Textabschnitt =>
Ist der Rat "Raus aus der Opferhaltung" nicht reichlich zynisch, wenn es einem so richtig schlecht geht?

Tatsächlich haben wir nicht alles in der Hand. Wir sind von ganz vielen äußeren Faktoren abhängig, von anderen Menschen, Unfällen, Naturkatastrophen, Krankheiten. Man kann nicht alles bis ins letzte Detail regeln. Und natürlich kann man zu jemandem, der gerade einen geliebten Menschen verloren hat, nicht sagen: Sei kein Opfer! Das ist zynisch.

Es kann auch großen Druck aufbauen, wenn jemand das Gefühl hat, er versucht schon so viel und es gelingt ihm einfach nicht, sein Leben in den Griff zu bekommen. Aber mein Anliegen ist es, auch in diesen Fällen zu sagen: Überlass doch dem Schicksal nicht hundert Prozent deines Lebens, sondern versuche – auch mit professioneller Hilfe –, dir ein paar Prozentpunkte wieder zurückzuholen und gestalte den Bereich, den du gestalten kannst, aktiv mit. Resilienz ist ja nicht das Versprechen, dass ab morgen alles gut ist. Sondern es ist das Bemühen, besser mit Krisen umzugehen. Schicksalsschläge kommen immer. Aber: Was kann ich tun, dass mich diese Dinge nicht zerstören?

Bereitgestellte Einträge =>
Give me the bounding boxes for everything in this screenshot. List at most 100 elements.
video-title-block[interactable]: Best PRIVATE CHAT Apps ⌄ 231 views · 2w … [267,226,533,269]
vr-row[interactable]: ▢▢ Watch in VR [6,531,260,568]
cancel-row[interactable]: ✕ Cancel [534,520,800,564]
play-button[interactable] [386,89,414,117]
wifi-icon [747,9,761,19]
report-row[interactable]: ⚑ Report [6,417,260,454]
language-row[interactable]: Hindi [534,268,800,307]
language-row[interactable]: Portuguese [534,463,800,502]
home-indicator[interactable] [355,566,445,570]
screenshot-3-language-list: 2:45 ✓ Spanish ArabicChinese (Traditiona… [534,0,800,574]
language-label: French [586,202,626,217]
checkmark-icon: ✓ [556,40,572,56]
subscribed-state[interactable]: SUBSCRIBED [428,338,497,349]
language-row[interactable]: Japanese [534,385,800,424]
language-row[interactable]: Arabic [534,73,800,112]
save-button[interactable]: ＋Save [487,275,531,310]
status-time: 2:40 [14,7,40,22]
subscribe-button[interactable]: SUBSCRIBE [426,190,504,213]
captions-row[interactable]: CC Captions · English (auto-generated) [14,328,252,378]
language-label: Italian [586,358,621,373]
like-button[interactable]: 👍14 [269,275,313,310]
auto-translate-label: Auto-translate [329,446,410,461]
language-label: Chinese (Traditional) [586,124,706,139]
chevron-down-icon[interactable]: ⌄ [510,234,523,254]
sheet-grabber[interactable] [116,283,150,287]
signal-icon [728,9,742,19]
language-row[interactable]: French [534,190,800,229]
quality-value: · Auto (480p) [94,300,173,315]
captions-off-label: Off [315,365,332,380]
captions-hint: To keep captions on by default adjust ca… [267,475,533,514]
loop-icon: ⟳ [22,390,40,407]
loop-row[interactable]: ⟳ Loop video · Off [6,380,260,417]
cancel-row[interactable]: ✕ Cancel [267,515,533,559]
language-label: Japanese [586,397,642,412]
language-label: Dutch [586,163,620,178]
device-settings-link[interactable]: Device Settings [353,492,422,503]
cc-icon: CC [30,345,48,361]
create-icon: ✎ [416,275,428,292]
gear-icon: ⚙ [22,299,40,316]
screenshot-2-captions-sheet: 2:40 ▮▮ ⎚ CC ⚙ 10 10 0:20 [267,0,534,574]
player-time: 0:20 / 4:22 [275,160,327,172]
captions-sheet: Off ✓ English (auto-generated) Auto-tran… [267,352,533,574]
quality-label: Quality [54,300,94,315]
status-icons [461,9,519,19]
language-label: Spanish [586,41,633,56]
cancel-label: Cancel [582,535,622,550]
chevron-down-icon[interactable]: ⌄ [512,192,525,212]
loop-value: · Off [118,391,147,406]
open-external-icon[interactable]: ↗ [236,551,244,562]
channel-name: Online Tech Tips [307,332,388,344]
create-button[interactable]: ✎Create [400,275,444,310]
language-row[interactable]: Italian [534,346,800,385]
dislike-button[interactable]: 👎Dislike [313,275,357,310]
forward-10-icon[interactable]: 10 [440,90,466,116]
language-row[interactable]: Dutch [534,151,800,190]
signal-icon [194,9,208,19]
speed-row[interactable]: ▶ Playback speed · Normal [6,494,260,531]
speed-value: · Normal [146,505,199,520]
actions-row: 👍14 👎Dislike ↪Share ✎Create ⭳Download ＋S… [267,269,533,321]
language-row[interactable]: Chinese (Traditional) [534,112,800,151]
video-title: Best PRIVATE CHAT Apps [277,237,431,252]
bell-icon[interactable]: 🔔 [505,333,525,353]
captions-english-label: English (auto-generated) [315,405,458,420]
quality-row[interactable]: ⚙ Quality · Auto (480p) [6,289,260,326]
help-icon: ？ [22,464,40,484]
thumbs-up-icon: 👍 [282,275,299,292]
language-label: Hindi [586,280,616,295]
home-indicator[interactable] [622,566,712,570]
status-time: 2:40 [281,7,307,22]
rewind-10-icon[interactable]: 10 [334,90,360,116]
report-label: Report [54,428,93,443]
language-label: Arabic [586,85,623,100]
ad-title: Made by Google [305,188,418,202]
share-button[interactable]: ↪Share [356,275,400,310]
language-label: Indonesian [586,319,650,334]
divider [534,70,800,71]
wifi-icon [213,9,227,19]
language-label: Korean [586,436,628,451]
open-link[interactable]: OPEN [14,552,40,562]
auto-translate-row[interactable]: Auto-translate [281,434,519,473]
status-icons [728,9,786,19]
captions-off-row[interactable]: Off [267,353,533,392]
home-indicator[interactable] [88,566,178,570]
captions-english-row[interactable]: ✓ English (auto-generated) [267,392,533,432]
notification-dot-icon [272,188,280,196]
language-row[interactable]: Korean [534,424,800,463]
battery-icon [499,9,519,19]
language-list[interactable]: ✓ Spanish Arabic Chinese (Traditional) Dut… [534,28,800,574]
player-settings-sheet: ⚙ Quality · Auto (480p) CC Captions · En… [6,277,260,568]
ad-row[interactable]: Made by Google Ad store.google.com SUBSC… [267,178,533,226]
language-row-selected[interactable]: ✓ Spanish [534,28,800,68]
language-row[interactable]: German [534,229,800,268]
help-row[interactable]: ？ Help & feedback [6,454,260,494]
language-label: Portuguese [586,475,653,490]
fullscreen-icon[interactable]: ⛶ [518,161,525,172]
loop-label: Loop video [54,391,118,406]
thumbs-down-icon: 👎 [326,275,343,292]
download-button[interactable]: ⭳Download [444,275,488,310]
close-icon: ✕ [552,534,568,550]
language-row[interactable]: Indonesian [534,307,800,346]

Zu lösende Aufgaben =>
[1] Schreib den Text über Opferhaltung und Resilienz wortgetreu ab, zwischen „Tatsächlich haben wir“ und „Das ist zynisch.“, beide Stellen eingeschlossen.
[2] Was ist Resilienz laut dem Text über Opferhaltung ausdrücklich nicht?
[3] Führe den Text über Opferhaltung und Resilienz im Anschluss an seinen letzten Satz weiter.

Antworten je Aufgabe =>
[1]
Tatsächlich haben wir nicht alles in der Hand. Wir sind von ganz vielen äußeren Faktoren abhängig, von anderen Menschen, Unfällen, Naturkatastrophen, Krankheiten. Man kann nicht alles bis ins letzte Detail regeln. Und natürlich kann man zu jemandem, der gerade einen geliebten Menschen verloren hat, nicht sagen: Sei kein Opfer! Das ist zynisch.

[2] Resilienz ist nicht das Versprechen, dass ab morgen alles gut ist.

[3]
Krisen und Schicksalsschläge: So schützen wir mit Resilienz unsere Seele

© Ullstein Verlag/Montage: Sabine Schmid

Seit einem Jahr leben wir im Corona-Ausnahmezustand. Ist es sinnvoll, einfach die Zähne zusammenzubeißen?

Die Zähne zusammenbeißen bedeutet ja: Ich muss da jetzt durch. Und dann wird alles besser. Aber das letzte Jahr hat uns gezeigt, dass wir das nicht in der Hand haben. Und es ist nicht besser geworden. Zähne zusammenbeißen kann kurzfristig hilfreich sein, wenn es nicht in Verbissenheit ausartet. Man muss aber auch gucken, wann es sinnvoll ist, loszulassen und einen neuen Umgang mit Situationen zu entwickeln.

Was meinen Sie damit?

Ich denke besonders an Jugendliche, die alle in dieser Pandemie eine besonders schwer Zeit durchmachen und die oftmals vergessen werden. Ein Jahr im Leben eines 15-Jährigen ist prozentual ein viel größerer Lebensabschnitt als für einen 50-Jährigen. Wir wissen, dass die Jugend die fragilste Lebenszeit ist mit dem höchsten Risiko für psychische Erkrankungen. Einerseits ist diese Phase voller Veränderungen und Belastungen, andererseits fehlen oft noch Strategien, mit Negativem umzugehen. Der Körper verändert sich, die erste Liebe zerbricht, sie haben Angst. Und jetzt sagt man ihnen: Reiß dich zusammen. Das geht nicht so einfach. Eltern sollten stattdessen empathisch sein, zuhören, mit ihren Kindern reden und sich um eine gute Beziehung mit ihnen bemühen, um sie so in ihrer Resilienz zu stärken.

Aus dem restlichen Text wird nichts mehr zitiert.